-- Request 1 --
Translate into Spanish this sentence from the text on the song "Wide Receiver": "The song was written by Henderson, along with Randall Jacobs, and was the title track from the album of the same name."
-- Request 2 --
Answer these questions using the text on the song "Wide Receiver":
(a) Which label released the single?
(b) What is the listed length of the song?
(c) Besides Henderson, who wrote the song?
-- Request 3 --
Pick up the text on the song "Wide Receiver" after its final sentence and carry it forward.

-- Text shown --
Single by Michael Henderson

from the album Wide Receiver
- Released: 1980
- Genre: funk, dance
- Length: 8:03
- Label: Buddah
- Songwriters: Michael Henderson; Randall Jacobs;

= Wide Receiver (song) =

1980 song by Michael Henderson

"Wide Receiver" is a 1980 funk/dance song by North American bass guitarist and vocalist Michael Henderson. The song was written by Henderson, along with Randall Jacobs, and was the title track from the album of the same name.

-- Data lines --
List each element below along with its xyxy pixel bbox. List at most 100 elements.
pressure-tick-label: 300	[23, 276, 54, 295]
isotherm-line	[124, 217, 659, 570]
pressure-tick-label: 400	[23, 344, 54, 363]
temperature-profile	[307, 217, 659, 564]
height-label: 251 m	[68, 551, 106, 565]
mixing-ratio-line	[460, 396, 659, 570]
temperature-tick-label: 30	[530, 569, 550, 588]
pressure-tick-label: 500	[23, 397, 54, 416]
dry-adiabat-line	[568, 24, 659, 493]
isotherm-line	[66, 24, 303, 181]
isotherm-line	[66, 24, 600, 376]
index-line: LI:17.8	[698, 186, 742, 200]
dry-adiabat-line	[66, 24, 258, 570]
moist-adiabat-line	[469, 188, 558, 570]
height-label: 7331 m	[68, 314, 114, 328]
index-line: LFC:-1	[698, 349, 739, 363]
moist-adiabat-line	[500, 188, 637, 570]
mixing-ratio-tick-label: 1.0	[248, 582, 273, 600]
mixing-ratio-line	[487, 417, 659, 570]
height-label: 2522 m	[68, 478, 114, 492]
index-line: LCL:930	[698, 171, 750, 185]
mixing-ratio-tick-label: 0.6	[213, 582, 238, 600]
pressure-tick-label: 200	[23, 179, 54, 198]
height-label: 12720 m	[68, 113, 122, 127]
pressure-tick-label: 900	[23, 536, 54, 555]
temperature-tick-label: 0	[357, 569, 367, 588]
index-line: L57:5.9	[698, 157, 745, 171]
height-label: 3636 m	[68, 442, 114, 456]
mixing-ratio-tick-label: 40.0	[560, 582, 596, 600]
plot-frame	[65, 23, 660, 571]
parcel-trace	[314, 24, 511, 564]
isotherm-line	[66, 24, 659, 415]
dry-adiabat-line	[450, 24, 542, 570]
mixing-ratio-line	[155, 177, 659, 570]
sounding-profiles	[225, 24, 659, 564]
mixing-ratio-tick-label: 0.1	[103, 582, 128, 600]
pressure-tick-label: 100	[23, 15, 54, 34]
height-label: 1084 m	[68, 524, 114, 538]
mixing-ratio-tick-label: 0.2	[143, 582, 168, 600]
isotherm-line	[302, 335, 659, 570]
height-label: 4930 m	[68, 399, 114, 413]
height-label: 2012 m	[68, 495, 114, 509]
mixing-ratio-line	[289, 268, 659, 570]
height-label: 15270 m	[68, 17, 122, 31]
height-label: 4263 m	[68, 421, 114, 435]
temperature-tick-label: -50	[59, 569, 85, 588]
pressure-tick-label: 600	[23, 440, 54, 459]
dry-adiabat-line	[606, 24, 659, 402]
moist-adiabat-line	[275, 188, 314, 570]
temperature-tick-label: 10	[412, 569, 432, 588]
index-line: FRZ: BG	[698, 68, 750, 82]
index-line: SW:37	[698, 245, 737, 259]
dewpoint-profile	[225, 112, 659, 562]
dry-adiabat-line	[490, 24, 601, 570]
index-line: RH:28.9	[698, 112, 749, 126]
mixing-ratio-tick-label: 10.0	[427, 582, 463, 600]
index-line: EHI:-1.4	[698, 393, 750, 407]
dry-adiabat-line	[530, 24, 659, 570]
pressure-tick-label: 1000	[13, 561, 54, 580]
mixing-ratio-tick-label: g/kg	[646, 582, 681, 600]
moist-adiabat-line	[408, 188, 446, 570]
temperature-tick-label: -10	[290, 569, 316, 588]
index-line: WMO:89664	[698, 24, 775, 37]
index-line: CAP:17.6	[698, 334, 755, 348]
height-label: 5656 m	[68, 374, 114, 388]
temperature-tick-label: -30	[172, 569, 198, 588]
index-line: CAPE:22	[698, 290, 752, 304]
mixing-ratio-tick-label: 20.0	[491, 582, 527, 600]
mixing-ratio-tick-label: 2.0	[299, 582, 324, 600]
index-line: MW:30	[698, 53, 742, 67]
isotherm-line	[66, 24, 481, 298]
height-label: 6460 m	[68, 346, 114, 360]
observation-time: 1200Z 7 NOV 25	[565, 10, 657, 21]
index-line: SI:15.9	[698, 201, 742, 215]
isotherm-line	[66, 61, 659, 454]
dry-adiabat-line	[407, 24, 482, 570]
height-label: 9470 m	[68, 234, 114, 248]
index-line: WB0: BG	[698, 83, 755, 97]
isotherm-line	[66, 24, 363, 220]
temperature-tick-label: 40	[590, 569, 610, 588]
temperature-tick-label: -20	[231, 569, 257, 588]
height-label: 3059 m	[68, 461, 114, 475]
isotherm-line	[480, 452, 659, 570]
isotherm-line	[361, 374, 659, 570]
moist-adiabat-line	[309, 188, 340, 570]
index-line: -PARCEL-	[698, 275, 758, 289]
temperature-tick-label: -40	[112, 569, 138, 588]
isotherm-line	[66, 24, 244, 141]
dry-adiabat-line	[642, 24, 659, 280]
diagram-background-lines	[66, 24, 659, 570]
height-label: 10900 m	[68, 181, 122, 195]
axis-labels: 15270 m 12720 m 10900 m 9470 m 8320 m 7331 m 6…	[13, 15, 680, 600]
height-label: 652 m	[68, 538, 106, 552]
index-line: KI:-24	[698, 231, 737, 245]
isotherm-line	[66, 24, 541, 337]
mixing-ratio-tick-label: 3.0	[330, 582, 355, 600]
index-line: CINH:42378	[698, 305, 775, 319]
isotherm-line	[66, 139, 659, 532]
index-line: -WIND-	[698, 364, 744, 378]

-- Reply 1 --
La canción fue escrita por Henderson, junto con Randall Jacobs, y fue el tema principal del álbum del mismo nombre.

-- Reply 2 --
(a) Buddah
(b) 8:03
(c) Randall Jacobs

-- Reply 3 --
==Song theme and background==
The song contains innuendos in the form of American football references. It also has references to marijuana ("The referee must have been smokin a joint"). Sounds from the handheld game Mattel Electronic Football were used in the introduction and background of the song. The phrase "sometimes you feel like a nut, sometimes you don't" from Mounds and Almond Joy advertising were also used in the lyrics. The phrase "Baseball's been very, very good to me on the song fade was a popular saying from Garrett Morris' Chico Escuela character portrayed on Saturday Night Live at the time. Henderson is mainly known for a style of smooth R&B heard on the quiet storm radio format; this song was his only club dance track. Ironically, it became his biggest hit. Another song from the album was "Prove It" which charted at number 27.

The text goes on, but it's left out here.